__Problem__
Look for the word "Canadian" in the entries below, then copy every line that has it.

=====

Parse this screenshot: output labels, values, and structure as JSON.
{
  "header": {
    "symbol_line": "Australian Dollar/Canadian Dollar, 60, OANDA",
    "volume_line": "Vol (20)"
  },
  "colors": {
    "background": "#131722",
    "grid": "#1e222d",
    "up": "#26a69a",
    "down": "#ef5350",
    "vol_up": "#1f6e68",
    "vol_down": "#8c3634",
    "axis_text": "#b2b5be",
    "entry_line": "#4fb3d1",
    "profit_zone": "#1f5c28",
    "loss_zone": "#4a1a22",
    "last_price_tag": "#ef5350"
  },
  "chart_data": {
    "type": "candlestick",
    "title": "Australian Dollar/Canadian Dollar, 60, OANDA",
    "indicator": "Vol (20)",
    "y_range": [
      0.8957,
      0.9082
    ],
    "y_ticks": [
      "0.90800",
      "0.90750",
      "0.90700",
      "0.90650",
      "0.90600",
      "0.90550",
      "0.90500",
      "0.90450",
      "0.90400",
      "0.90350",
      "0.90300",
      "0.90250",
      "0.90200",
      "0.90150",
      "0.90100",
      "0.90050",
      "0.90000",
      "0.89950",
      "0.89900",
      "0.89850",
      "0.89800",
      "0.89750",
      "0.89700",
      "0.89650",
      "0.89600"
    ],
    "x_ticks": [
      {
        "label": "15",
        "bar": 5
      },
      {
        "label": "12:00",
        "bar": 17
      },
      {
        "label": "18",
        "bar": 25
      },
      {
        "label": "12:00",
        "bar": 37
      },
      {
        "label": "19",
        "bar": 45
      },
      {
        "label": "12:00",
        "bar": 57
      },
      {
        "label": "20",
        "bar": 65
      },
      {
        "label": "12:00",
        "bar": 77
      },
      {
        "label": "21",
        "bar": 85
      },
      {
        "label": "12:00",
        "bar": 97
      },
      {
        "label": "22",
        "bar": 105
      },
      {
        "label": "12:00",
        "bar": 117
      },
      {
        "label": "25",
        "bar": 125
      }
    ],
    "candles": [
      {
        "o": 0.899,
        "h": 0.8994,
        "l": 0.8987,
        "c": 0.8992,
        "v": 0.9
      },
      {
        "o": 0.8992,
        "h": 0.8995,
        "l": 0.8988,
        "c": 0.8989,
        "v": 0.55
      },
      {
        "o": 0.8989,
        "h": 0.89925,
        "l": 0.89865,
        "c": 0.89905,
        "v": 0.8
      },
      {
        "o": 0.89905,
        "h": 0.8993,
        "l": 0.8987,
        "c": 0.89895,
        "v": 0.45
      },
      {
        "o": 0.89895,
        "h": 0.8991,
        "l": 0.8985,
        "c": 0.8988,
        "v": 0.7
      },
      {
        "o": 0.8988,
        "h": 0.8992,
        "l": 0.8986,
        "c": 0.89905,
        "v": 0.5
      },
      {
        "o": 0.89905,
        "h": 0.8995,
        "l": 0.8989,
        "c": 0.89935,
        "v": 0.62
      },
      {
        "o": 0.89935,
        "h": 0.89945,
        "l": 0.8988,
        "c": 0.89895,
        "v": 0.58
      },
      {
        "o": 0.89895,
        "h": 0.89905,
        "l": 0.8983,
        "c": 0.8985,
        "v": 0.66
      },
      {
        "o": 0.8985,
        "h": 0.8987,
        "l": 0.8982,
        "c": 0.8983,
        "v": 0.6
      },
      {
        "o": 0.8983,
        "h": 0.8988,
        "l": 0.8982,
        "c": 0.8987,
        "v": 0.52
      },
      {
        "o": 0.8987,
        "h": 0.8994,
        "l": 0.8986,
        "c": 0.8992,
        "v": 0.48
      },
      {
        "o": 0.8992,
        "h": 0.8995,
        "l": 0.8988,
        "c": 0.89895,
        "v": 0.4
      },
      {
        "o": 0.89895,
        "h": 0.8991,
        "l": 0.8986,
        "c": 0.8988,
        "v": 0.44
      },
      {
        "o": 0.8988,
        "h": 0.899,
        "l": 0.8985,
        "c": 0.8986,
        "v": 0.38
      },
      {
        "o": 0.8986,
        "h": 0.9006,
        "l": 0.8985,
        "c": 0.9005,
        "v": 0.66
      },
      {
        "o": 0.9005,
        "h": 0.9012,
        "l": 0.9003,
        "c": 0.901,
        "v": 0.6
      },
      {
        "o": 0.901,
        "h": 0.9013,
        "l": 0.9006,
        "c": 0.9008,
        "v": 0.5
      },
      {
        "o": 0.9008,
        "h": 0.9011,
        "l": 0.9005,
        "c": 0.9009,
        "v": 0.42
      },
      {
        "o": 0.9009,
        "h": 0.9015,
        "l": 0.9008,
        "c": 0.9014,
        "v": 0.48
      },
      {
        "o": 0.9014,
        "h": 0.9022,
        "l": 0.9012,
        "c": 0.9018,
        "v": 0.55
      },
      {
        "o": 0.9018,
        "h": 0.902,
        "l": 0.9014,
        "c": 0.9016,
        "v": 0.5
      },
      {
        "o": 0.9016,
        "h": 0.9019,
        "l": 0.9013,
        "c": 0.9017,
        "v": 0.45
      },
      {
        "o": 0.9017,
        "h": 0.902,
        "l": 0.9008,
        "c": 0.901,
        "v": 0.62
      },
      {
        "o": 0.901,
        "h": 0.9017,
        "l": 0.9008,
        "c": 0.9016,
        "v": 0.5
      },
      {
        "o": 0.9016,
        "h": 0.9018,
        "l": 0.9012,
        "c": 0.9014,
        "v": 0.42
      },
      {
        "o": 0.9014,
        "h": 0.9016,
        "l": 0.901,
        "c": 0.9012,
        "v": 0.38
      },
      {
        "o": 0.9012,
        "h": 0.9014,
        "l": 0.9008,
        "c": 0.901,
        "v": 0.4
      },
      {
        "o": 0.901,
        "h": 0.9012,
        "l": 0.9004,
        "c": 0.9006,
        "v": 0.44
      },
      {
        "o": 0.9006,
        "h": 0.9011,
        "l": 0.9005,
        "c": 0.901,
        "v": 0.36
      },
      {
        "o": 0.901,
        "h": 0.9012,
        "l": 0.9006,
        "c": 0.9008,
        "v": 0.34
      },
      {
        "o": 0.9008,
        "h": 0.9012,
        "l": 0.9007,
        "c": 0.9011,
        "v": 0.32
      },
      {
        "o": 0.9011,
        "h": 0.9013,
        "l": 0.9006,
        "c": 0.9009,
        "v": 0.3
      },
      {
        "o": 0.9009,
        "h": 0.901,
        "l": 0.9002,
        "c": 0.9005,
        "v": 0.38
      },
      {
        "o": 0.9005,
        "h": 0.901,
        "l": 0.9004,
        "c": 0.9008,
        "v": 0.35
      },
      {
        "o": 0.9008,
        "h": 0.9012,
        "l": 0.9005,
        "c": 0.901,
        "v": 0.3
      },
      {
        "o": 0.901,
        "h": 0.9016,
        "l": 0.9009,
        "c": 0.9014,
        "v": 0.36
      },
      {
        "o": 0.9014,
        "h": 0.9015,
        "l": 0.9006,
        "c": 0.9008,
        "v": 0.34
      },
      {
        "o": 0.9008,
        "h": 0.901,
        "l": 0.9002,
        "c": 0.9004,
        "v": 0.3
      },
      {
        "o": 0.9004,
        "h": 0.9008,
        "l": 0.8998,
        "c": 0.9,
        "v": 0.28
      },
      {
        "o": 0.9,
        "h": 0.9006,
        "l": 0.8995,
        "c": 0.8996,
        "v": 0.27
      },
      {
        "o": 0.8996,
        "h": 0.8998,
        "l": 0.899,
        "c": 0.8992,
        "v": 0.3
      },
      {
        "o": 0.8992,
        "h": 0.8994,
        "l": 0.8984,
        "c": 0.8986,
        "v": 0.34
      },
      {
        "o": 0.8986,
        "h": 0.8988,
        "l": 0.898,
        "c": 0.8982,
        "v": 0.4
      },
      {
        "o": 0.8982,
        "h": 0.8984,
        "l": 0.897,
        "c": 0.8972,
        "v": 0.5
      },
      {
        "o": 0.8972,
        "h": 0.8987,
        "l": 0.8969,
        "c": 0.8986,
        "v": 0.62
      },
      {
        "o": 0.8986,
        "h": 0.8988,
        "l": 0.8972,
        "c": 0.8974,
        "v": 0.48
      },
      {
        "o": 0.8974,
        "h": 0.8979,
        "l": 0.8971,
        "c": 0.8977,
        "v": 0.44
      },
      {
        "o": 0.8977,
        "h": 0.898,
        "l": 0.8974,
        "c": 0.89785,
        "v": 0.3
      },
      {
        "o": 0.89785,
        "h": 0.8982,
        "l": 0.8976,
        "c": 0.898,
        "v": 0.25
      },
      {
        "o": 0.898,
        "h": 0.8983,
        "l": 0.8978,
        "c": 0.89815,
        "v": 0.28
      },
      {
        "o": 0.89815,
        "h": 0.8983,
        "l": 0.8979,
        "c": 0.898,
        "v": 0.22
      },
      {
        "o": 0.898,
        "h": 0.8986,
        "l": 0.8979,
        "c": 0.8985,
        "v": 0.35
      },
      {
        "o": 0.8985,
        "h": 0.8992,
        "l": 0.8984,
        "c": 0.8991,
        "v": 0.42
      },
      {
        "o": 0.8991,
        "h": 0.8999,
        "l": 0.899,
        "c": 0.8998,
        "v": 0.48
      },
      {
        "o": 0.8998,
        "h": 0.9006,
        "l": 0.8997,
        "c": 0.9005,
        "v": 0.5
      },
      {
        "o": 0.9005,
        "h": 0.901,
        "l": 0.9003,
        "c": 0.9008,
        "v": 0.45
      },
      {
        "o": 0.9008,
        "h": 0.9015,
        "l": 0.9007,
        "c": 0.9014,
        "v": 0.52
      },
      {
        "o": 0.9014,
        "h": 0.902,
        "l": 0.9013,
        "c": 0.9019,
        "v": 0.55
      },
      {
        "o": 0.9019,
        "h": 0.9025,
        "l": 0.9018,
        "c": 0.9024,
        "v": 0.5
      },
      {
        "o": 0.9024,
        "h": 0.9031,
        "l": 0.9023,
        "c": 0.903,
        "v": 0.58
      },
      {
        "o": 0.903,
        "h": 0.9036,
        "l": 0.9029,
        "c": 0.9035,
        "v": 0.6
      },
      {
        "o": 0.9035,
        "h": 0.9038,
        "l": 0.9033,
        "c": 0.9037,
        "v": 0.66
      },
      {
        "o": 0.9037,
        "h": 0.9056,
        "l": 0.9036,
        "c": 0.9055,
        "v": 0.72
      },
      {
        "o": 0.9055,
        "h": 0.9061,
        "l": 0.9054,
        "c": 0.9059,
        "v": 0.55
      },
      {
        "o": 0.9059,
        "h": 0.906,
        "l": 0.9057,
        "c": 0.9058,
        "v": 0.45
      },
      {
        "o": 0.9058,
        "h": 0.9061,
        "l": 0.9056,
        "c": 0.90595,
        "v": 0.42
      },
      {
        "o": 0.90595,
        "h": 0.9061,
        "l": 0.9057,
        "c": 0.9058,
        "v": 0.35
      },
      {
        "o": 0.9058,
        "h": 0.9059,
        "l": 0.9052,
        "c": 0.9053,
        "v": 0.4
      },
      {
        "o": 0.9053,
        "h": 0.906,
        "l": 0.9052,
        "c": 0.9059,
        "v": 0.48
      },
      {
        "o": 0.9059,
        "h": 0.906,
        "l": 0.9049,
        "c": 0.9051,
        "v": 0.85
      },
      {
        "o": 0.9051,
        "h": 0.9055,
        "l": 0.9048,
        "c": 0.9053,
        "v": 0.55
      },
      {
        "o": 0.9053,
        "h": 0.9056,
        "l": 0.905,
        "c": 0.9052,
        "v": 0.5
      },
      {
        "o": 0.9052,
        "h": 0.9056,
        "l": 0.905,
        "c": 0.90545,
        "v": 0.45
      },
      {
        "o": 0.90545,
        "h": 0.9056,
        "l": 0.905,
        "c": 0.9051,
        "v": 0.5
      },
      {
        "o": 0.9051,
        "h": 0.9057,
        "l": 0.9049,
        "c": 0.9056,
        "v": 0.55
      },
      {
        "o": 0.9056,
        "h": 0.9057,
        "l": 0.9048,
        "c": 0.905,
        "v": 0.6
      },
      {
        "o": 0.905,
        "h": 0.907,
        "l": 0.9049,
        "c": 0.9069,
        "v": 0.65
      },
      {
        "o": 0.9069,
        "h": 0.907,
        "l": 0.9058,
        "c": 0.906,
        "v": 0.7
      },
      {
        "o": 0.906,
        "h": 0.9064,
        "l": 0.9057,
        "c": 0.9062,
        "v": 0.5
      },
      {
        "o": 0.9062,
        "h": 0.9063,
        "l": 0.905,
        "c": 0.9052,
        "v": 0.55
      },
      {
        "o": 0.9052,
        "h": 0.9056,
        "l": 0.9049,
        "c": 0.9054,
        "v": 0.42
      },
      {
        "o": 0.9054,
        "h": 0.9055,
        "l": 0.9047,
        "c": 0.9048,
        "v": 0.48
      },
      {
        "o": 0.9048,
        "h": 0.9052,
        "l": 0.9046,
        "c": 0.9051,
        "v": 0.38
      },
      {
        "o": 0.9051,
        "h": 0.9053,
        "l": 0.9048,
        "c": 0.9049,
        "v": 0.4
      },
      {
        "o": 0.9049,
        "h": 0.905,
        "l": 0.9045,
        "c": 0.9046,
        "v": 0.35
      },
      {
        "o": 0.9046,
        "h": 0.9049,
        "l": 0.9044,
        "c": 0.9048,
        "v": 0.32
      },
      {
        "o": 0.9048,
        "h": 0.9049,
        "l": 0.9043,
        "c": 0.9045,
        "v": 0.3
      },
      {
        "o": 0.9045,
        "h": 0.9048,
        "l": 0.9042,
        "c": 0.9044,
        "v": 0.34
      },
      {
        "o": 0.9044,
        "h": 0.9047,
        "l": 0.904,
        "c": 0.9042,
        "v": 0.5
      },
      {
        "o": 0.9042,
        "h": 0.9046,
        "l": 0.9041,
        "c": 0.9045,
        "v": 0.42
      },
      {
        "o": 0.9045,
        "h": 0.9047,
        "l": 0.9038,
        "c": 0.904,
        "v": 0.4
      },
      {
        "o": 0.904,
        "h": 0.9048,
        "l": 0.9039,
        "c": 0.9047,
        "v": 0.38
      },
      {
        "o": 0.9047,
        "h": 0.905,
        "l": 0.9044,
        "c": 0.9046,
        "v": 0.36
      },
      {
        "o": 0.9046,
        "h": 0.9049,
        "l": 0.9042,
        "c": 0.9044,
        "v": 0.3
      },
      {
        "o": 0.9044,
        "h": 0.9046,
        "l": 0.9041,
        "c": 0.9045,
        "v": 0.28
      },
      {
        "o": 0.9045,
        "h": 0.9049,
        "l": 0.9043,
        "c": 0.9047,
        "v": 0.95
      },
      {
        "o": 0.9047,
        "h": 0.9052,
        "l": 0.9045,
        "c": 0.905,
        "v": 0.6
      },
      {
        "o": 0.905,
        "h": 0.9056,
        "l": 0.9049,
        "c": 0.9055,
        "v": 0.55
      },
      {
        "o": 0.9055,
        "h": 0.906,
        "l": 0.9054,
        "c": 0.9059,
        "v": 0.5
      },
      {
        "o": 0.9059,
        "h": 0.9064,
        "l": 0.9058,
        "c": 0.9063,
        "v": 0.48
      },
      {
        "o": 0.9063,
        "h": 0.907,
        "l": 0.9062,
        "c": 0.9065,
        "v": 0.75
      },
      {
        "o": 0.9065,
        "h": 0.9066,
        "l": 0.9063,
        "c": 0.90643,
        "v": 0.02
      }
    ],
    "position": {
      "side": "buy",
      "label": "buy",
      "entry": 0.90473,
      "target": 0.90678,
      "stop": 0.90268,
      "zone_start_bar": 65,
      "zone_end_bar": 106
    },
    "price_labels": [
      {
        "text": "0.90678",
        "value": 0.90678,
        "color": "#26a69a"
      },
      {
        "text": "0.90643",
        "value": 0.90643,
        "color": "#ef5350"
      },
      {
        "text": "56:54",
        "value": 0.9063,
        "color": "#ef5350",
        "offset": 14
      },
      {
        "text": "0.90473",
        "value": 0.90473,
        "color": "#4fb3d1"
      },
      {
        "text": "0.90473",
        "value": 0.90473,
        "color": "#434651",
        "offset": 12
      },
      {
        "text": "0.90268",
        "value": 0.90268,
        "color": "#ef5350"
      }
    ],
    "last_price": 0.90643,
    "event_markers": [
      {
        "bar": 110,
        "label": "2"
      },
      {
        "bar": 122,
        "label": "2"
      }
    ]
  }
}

=====

__Response below__
    "symbol_line": "Australian Dollar/Canadian Dollar, 60, OANDA",
    "title": "Australian Dollar/Canadian Dollar, 60, OANDA",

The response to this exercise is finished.